Find every line in the records below that contains the string "html", matching case exactly, and copy each such line.

- Supplied records:
==================================================
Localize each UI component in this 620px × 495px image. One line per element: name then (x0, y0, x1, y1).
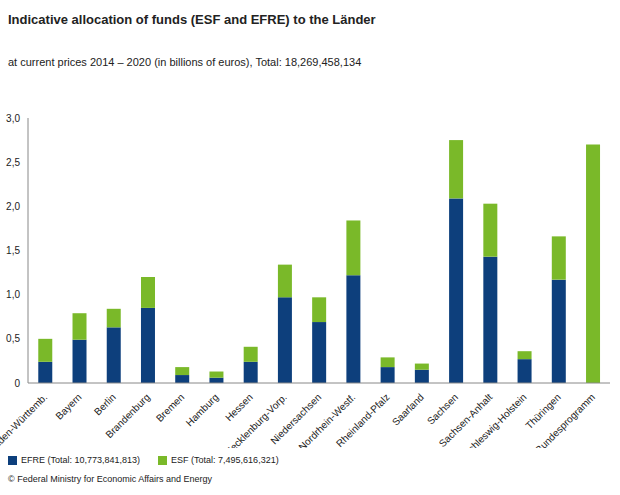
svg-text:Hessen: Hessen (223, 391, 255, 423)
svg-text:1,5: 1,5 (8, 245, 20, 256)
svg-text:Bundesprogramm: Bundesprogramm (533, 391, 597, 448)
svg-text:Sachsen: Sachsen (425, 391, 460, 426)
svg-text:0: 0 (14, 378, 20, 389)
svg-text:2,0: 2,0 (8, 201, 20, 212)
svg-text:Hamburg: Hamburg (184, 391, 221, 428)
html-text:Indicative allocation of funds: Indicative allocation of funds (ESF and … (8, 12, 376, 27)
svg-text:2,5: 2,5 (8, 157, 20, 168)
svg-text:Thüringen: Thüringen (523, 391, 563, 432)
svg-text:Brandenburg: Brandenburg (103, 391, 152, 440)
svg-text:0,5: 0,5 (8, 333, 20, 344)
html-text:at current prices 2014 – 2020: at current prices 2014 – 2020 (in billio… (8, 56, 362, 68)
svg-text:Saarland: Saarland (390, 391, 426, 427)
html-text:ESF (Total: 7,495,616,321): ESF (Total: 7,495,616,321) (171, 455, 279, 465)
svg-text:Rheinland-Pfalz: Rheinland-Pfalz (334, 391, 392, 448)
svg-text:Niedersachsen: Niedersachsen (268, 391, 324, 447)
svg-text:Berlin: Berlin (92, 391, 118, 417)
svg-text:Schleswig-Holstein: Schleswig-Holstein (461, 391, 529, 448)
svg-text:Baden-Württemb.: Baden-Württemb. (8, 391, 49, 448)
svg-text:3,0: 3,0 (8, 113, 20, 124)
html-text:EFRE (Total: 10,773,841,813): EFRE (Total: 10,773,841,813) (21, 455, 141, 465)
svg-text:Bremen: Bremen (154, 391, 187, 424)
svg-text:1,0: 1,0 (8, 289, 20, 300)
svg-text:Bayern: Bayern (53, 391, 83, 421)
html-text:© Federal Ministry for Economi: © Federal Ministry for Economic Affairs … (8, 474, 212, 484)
==================================================
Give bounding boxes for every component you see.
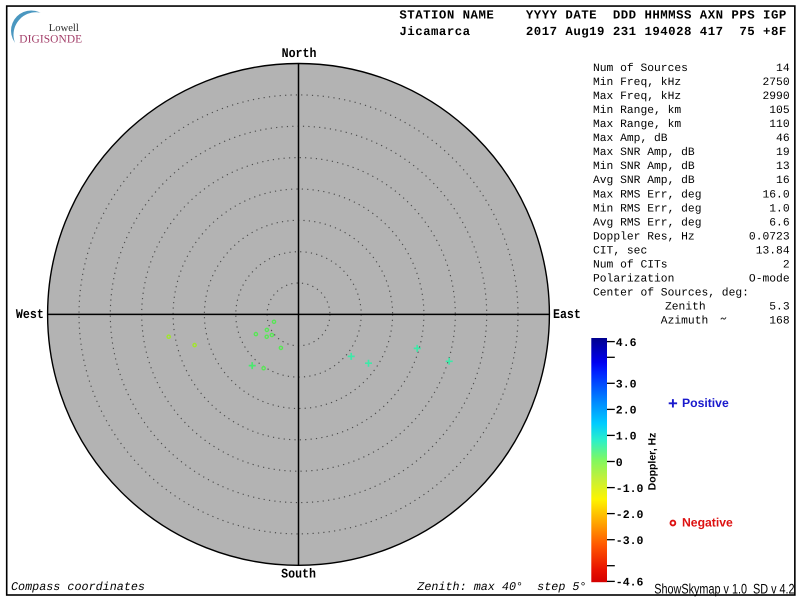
==================================================
- Written answer:
html-text:Indicative allocation of funds: Indicative allocation of funds (ESF and … (8, 12, 376, 27)
html-text:at current prices 2014 – 2020: at current prices 2014 – 2020 (in billio… (8, 56, 362, 68)
html-text:ESF (Total: 7,495,616,321): ESF (Total: 7,495,616,321) (171, 455, 279, 465)
html-text:EFRE (Total: 10,773,841,813): EFRE (Total: 10,773,841,813) (21, 455, 141, 465)
html-text:© Federal Ministry for Economi: © Federal Ministry for Economic Affairs … (8, 474, 212, 484)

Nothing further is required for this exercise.